My heart nonetheless wears thin when I hear of the ravages of ISIS and their subordinate Boko Haram, and of their desire to wage a holy war with the west. This is not only because I know they have already hurt and killed so many – mostly Muslims themselves, who beg reprieve of western nations and are spited – but because I know that there are within the west, within America especially, Christians who want the very same war. I know because I was educated to be one of them. I know how they think. I know what they want. I know that they sincerely believe that the end of times is at hand, and hence Satan is rallying for one final attempt to destroy Christianity. I know that they are utterly convinced that they cannot lose, for theirs is the cause of the Lord, and that – that is the most terrible thing that an embittered sect with a stockpile of weapons and a grudge against the very concept of secular government could ever believe. We are one very small step short of the endless arsons and broken windows and guns draped in the Confederate flag becoming the Christian ISIS.
From the earliest moments of my education, I knew that the Christians, that is to say, the True Christians, my culture within the American culture, final bastion against the deceits of Satan, were preparing for war. I was told in the first grade to be prepared to be tortured and martyred for my faith, because every True Christian might be called upon to fulfill this honor before the moment of Rapture. I learned many songs about marching in the army of the Lord.
I eventually escaped the grip of this isolated world, and have the psychiatric breakdowns to prove it, but fundamentalist far-right Christianity defined my childhood and hence is “my culture” in a way nothing else could ever be. I can slip in among them, this culture that I repudiate, and listen to them fume about the wickedness of the secular world filled with Muslims and Hindus and atheists and false Christians worshipping at the throne of Satan. They will spew sexism and racism and homophobia and assume that I agree with them – expecting me to consent to the sexism even as a woman, but completely unaware that I am bisexual or that one of my loving partners is anything but white. My mother once told me that Liberty University’s renowned hatred for gay people was no reason to refuse to apply for a job there. That was the night she found out I was not straight. It did not go well. She blamed the perverse influence of my new friends at a not-Christian-enough college, unaware that I had realized this about myself halfway through high school, and cowered tearfully before what I expected to be a wroth and vengeful god.
I have heard of the need to forcefully avert the dwindling of the white race. I have heard of the “one bullet cure” for homosexuality. I have heard of the need to rescue the office of the presidency and restore America to a Christian state. I have heard of the righteousness of being prepared to protect Christendom with armed resistance when the present secular government springs its fatal trap. I have heard of the eschatological obsession over Jerusalem and the ever-nearer apocalypse. I have heard, in short, of extremists preparing for war.

Items from a data source
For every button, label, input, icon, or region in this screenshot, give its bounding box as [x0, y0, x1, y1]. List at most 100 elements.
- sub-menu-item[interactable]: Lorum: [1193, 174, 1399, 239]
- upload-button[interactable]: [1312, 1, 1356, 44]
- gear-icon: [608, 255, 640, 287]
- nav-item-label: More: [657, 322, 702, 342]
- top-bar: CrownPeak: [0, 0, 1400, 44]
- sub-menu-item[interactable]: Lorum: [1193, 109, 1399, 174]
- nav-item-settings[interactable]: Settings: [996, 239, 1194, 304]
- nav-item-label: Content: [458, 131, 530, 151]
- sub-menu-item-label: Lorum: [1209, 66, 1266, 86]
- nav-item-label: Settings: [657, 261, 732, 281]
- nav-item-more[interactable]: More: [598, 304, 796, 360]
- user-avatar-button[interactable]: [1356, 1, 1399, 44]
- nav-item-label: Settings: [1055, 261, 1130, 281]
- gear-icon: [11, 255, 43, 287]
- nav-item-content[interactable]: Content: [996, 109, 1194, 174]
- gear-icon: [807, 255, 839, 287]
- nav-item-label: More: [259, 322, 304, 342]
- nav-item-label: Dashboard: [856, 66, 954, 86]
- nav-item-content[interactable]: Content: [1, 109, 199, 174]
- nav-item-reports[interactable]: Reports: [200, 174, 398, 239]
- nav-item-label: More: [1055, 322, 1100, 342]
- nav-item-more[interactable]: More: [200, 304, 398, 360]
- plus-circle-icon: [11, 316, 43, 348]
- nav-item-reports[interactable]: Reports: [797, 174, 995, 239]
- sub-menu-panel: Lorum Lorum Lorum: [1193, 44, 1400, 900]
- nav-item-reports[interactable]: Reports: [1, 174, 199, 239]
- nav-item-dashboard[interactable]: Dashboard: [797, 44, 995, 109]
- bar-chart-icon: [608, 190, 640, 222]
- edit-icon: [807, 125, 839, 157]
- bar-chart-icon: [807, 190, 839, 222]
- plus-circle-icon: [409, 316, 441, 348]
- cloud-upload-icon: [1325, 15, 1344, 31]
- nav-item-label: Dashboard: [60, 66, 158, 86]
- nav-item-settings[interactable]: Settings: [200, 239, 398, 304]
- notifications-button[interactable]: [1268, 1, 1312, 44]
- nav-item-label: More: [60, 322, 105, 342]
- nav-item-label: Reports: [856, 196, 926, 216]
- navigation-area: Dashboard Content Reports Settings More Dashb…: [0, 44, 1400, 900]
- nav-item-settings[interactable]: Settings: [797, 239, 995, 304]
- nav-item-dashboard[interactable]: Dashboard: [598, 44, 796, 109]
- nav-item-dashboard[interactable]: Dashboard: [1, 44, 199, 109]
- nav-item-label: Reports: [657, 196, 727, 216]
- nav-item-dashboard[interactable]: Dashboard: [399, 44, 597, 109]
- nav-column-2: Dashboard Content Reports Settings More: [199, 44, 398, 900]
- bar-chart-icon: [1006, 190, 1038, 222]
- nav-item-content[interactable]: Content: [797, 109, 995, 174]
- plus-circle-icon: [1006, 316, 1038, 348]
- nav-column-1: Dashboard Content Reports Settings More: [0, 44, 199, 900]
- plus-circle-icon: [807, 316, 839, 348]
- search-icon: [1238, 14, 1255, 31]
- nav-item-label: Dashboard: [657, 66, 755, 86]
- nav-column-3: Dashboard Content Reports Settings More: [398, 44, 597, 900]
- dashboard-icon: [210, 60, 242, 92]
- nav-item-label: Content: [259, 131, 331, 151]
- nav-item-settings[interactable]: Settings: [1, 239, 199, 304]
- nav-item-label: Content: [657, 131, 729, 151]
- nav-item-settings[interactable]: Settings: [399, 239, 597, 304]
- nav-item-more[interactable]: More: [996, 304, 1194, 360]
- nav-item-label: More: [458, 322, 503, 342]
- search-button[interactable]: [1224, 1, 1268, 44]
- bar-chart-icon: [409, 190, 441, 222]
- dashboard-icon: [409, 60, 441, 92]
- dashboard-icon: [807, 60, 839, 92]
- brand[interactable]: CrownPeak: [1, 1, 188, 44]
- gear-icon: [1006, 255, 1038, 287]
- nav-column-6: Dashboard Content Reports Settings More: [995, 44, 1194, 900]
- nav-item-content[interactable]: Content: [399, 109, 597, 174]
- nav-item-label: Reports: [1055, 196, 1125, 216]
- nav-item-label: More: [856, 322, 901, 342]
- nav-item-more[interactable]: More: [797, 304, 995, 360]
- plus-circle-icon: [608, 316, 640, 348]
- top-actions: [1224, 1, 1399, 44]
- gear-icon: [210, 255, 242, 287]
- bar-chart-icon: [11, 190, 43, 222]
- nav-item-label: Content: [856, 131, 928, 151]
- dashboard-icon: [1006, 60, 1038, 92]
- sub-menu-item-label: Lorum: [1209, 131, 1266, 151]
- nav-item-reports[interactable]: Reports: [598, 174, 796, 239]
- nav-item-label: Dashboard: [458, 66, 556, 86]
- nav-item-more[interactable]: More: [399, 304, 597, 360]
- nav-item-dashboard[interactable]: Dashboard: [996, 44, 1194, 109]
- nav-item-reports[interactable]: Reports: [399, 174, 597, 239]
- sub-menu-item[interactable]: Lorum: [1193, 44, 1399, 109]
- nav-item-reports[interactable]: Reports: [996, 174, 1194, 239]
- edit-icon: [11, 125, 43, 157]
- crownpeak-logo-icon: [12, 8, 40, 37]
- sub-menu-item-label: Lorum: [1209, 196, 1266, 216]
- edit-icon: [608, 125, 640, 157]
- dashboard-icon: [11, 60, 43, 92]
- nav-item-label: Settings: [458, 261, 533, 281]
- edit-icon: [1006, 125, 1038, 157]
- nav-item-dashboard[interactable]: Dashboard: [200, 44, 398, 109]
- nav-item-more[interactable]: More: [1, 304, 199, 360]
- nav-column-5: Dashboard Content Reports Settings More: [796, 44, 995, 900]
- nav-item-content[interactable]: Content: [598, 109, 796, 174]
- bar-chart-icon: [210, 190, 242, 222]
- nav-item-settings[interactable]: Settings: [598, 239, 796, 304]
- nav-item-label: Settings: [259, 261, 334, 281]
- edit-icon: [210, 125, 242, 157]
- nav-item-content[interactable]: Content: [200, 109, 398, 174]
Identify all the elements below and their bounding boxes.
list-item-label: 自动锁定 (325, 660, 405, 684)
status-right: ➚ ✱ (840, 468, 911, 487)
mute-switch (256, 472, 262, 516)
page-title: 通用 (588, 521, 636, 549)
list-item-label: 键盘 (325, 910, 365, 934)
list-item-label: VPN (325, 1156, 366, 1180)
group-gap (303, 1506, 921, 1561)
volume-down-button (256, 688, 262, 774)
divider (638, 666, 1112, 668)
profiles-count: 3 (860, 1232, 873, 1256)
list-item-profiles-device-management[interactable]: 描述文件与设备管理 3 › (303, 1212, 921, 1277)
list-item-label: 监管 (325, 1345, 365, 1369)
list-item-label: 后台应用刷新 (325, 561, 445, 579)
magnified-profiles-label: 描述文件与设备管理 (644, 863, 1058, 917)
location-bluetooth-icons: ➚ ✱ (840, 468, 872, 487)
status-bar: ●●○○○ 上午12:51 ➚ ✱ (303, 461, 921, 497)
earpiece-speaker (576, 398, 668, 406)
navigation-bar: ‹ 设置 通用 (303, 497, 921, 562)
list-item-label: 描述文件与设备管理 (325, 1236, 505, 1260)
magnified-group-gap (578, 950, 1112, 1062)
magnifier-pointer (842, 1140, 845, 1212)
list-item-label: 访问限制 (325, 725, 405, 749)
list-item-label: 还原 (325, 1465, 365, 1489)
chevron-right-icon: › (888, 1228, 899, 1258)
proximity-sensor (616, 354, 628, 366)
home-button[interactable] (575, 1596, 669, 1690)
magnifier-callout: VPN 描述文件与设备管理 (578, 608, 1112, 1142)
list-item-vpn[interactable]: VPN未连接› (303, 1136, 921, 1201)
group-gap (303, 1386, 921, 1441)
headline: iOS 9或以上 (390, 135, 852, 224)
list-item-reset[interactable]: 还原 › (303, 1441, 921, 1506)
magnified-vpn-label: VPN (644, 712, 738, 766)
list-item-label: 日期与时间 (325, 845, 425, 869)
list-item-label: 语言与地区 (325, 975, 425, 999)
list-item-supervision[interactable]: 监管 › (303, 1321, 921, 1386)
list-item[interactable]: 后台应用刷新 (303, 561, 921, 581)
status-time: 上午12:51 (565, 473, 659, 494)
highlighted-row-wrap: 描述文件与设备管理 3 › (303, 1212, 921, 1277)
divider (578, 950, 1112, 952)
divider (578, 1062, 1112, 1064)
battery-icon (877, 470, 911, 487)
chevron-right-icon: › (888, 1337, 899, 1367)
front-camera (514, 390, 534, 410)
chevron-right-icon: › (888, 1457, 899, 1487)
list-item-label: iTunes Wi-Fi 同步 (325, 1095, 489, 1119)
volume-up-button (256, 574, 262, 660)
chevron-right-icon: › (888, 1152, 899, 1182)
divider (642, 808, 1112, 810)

### [Directives]
1 - In the essay on Christian extremism, why does news of ISIS and Boko Haram wear on the writer's heart? Answer in one to three sentences.
2 - Answer these questions from the essay on Christian extremism:
(a) In what grade was the writer told to be prepared to be tortured and martyred?
(b) Which university did the writer's mother suggest applying to for a job?
(c) At what point did the writer realize they were not straight?
3 - Reproduce a passage from the essay on Christian extremism word for word. Begin at the words "I have heard of the need to forcefully" and stop after "extremists preparing for war.".
You can set these lines aside, since nothing here depends on them.

### [Task-by-task answers]
1 - It is partly because these groups have already hurt and killed so many people, mostly Muslims. More than that, the writer knows there are Christians in the West, especially in America, who want the very same holy war.

2 -
(a) The first grade.
(b) Liberty University.
(c) Halfway through high school.

3 -
I have heard of the need to forcefully avert the dwindling of the white race. I have heard of the “one bullet cure” for homosexuality. I have heard of the need to rescue the office of the presidency and restore America to a Christian state. I have heard of the righteousness of being prepared to protect Christendom with armed resistance when the present secular government springs its fatal trap. I have heard of the eschatological obsession over Jerusalem and the ever-nearer apocalypse. I have heard, in short, of extremists preparing for war.